● **What you are asked to do**:
Repeat every record below exactly as written.

- - - - -

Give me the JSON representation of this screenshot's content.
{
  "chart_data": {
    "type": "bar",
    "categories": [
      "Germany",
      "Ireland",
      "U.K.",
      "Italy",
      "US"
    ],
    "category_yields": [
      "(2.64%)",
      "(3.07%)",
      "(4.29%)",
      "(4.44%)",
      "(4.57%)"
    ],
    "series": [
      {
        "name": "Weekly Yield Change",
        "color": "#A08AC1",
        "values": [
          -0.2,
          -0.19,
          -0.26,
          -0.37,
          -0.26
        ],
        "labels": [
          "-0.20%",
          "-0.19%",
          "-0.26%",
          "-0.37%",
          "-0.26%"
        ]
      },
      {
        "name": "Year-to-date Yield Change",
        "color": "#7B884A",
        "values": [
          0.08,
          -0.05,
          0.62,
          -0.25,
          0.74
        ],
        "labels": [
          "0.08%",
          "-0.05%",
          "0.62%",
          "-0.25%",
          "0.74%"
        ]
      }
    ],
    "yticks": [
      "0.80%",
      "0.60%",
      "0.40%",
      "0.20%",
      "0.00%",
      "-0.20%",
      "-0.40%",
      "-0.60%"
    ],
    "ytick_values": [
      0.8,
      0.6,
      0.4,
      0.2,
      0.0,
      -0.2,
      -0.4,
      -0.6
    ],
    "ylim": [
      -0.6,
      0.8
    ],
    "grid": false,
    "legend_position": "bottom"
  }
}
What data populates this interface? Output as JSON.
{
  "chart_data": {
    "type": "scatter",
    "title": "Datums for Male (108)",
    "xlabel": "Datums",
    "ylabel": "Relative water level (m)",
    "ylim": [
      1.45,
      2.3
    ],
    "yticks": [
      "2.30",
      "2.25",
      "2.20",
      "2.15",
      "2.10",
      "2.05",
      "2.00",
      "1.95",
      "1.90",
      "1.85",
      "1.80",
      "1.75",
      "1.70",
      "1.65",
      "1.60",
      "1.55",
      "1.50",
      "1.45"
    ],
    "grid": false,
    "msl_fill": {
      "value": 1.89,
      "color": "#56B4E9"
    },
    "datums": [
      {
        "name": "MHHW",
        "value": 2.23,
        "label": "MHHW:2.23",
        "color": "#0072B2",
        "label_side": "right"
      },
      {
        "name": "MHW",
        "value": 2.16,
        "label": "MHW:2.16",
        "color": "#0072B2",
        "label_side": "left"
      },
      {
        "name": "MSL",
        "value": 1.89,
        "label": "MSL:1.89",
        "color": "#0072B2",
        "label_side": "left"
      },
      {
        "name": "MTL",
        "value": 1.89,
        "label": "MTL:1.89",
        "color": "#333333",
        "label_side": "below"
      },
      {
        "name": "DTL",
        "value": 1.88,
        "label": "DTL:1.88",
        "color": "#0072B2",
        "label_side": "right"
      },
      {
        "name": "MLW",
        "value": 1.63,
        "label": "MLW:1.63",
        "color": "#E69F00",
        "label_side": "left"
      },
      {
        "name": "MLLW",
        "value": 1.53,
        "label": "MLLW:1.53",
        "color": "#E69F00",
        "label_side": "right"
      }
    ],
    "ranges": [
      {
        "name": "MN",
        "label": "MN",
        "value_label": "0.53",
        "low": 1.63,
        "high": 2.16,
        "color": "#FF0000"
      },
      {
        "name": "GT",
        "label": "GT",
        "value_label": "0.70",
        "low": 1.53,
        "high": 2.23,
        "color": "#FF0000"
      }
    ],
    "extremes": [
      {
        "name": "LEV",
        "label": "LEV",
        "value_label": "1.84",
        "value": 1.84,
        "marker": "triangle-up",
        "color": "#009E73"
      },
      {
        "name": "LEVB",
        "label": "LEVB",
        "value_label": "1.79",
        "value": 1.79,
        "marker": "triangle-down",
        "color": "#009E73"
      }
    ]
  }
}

- - - - -

● **In response**:
Give me the JSON representation of this screenshot's content.
{
  "chart_data": {
    "type": "bar",
    "categories": [
      "Germany",
      "Ireland",
      "U.K.",
      "Italy",
      "US"
    ],
    "category_yields": [
      "(2.64%)",
      "(3.07%)",
      "(4.29%)",
      "(4.44%)",
      "(4.57%)"
    ],
    "series": [
      {
        "name": "Weekly Yield Change",
        "color": "#A08AC1",
        "values": [
          -0.2,
          -0.19,
          -0.26,
          -0.37,
          -0.26
        ],
        "labels": [
          "-0.20%",
          "-0.19%",
          "-0.26%",
          "-0.37%",
          "-0.26%"
        ]
      },
      {
        "name": "Year-to-date Yield Change",
        "color": "#7B884A",
        "values": [
          0.08,
          -0.05,
          0.62,
          -0.25,
          0.74
        ],
        "labels": [
          "0.08%",
          "-0.05%",
          "0.62%",
          "-0.25%",
          "0.74%"
        ]
      }
    ],
    "yticks": [
      "0.80%",
      "0.60%",
      "0.40%",
      "0.20%",
      "0.00%",
      "-0.20%",
      "-0.40%",
      "-0.60%"
    ],
    "ytick_values": [
      0.8,
      0.6,
      0.4,
      0.2,
      0.0,
      -0.2,
      -0.4,
      -0.6
    ],
    "ylim": [
      -0.6,
      0.8
    ],
    "grid": false,
    "legend_position": "bottom"
  }
}
What data populates this interface? Output as JSON.
{
  "chart_data": {
    "type": "scatter",
    "title": "Datums for Male (108)",
    "xlabel": "Datums",
    "ylabel": "Relative water level (m)",
    "ylim": [
      1.45,
      2.3
    ],
    "yticks": [
      "2.30",
      "2.25",
      "2.20",
      "2.15",
      "2.10",
      "2.05",
      "2.00",
      "1.95",
      "1.90",
      "1.85",
      "1.80",
      "1.75",
      "1.70",
      "1.65",
      "1.60",
      "1.55",
      "1.50",
      "1.45"
    ],
    "grid": false,
    "msl_fill": {
      "value": 1.89,
      "color": "#56B4E9"
    },
    "datums": [
      {
        "name": "MHHW",
        "value": 2.23,
        "label": "MHHW:2.23",
        "color": "#0072B2",
        "label_side": "right"
      },
      {
        "name": "MHW",
        "value": 2.16,
        "label": "MHW:2.16",
        "color": "#0072B2",
        "label_side": "left"
      },
      {
        "name": "MSL",
        "value": 1.89,
        "label": "MSL:1.89",
        "color": "#0072B2",
        "label_side": "left"
      },
      {
        "name": "MTL",
        "value": 1.89,
        "label": "MTL:1.89",
        "color": "#333333",
        "label_side": "below"
      },
      {
        "name": "DTL",
        "value": 1.88,
        "label": "DTL:1.88",
        "color": "#0072B2",
        "label_side": "right"
      },
      {
        "name": "MLW",
        "value": 1.63,
        "label": "MLW:1.63",
        "color": "#E69F00",
        "label_side": "left"
      },
      {
        "name": "MLLW",
        "value": 1.53,
        "label": "MLLW:1.53",
        "color": "#E69F00",
        "label_side": "right"
      }
    ],
    "ranges": [
      {
        "name": "MN",
        "label": "MN",
        "value_label": "0.53",
        "low": 1.63,
        "high": 2.16,
        "color": "#FF0000"
      },
      {
        "name": "GT",
        "label": "GT",
        "value_label": "0.70",
        "low": 1.53,
        "high": 2.23,
        "color": "#FF0000"
      }
    ],
    "extremes": [
      {
        "name": "LEV",
        "label": "LEV",
        "value_label": "1.84",
        "value": 1.84,
        "marker": "triangle-up",
        "color": "#009E73"
      },
      {
        "name": "LEVB",
        "label": "LEVB",
        "value_label": "1.79",
        "value": 1.79,
        "marker": "triangle-down",
        "color": "#009E73"
      }
    ]
  }
}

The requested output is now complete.